PROBLEM TO SOLVE
List each line of the data that holds the string "Cove", please.

## Begin TASK INPUT

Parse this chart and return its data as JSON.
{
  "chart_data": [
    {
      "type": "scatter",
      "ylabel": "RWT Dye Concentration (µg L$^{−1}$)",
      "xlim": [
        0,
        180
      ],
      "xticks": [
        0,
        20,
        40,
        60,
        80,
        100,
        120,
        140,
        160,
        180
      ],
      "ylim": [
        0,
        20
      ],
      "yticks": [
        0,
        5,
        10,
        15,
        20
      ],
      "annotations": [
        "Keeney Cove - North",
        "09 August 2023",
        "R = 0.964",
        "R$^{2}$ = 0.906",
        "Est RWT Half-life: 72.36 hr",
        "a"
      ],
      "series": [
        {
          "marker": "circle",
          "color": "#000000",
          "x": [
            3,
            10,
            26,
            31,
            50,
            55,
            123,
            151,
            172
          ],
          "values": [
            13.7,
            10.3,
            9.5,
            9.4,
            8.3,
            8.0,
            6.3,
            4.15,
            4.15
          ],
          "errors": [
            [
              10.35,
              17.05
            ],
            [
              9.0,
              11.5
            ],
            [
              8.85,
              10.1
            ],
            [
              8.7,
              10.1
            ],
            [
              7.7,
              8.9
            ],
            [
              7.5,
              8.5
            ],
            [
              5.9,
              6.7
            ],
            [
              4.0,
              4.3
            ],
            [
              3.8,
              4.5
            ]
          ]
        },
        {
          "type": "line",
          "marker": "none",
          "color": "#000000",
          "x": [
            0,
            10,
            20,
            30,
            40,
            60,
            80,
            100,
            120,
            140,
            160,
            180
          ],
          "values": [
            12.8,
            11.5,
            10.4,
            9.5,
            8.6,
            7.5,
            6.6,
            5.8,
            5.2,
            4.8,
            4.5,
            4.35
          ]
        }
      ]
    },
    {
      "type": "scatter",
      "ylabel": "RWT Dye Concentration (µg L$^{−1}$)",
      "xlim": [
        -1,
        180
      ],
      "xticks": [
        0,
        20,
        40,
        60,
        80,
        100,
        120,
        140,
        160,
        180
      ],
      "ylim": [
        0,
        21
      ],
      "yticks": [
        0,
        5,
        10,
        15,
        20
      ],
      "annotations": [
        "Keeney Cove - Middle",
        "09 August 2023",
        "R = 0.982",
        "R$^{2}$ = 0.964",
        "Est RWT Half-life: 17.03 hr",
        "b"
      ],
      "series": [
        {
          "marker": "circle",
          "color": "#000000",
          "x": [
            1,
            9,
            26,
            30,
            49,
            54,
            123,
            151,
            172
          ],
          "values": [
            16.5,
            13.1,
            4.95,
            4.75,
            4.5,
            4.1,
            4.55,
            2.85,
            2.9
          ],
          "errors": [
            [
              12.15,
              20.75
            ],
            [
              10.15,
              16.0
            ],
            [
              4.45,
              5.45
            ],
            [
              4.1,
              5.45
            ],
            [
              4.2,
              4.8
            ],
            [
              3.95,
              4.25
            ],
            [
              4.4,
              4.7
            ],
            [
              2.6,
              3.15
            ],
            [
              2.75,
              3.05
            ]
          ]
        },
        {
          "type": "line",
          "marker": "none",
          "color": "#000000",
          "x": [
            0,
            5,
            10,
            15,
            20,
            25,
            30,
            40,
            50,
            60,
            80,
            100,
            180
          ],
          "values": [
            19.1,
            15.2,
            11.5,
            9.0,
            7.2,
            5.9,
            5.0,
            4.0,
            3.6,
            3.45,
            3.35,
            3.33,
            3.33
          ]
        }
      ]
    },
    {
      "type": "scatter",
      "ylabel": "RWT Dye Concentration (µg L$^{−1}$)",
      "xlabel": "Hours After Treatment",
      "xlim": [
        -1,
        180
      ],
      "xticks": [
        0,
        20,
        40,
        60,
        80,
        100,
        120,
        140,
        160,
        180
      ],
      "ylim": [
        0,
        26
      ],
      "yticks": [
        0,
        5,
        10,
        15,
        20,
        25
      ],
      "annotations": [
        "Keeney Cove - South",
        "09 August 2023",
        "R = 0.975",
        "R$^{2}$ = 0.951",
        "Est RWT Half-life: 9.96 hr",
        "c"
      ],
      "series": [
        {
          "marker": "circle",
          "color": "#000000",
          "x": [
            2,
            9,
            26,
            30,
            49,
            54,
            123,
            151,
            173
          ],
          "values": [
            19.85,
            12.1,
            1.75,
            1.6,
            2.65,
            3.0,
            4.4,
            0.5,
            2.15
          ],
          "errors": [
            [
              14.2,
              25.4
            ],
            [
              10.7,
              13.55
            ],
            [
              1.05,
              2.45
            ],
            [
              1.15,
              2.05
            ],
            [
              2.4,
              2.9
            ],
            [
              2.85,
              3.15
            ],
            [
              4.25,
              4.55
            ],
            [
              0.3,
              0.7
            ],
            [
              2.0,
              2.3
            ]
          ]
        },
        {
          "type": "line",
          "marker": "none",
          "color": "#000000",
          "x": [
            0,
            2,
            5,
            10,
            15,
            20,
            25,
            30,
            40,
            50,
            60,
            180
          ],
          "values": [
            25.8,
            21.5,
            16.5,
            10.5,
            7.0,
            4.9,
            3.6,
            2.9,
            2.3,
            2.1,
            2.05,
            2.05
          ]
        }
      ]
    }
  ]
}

## End TASK INPUT

TASK RESULT
        "Keeney Cove - North",
        "Keeney Cove - Middle",
        "Keeney Cove - South",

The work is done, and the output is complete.